### [Assignment]
Look through the listing below for the string "gmail". Say how many lines hold it, and nothing else.

*** Given records Section Begins ***

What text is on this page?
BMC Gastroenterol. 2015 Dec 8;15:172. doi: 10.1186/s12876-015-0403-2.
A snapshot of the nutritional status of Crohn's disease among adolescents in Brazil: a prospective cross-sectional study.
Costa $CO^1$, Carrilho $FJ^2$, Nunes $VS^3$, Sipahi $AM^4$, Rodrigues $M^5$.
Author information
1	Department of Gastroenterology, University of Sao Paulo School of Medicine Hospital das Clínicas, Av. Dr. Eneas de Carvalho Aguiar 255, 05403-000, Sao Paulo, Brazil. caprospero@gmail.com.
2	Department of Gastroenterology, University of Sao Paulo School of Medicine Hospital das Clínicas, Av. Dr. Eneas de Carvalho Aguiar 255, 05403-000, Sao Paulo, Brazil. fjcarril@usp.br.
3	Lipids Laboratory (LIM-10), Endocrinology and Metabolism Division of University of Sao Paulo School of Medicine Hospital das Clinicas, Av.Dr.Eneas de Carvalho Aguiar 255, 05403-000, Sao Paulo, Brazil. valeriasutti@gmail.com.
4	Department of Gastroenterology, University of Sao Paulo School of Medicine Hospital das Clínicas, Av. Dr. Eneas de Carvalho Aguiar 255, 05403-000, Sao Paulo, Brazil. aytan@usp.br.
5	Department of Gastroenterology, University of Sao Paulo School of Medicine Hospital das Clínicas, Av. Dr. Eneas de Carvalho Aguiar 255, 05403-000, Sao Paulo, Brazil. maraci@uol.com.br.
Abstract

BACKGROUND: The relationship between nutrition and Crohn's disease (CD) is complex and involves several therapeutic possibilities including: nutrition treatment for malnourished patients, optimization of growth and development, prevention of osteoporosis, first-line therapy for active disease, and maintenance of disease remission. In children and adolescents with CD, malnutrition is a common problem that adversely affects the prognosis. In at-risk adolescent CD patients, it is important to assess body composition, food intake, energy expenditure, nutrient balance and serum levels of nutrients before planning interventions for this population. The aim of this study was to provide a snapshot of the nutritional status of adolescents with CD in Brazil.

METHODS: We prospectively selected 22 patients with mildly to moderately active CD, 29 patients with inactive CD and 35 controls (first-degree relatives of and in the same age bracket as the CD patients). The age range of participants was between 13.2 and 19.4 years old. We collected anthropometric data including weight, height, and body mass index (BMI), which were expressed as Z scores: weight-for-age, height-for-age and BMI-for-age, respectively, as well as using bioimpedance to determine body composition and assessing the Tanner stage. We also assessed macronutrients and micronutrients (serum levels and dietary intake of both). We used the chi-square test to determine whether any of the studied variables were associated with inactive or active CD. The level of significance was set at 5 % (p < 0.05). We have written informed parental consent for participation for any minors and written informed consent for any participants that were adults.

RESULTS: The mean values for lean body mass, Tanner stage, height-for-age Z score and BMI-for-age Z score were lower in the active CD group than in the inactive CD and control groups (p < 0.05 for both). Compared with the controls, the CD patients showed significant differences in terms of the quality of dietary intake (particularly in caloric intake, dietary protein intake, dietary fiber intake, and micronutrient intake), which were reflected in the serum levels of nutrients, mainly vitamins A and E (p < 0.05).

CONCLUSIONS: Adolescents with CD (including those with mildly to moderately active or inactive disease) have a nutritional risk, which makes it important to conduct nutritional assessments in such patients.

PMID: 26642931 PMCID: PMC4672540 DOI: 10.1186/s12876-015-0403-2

*** Given records Section Ends ***

### [Result of the exercise]
2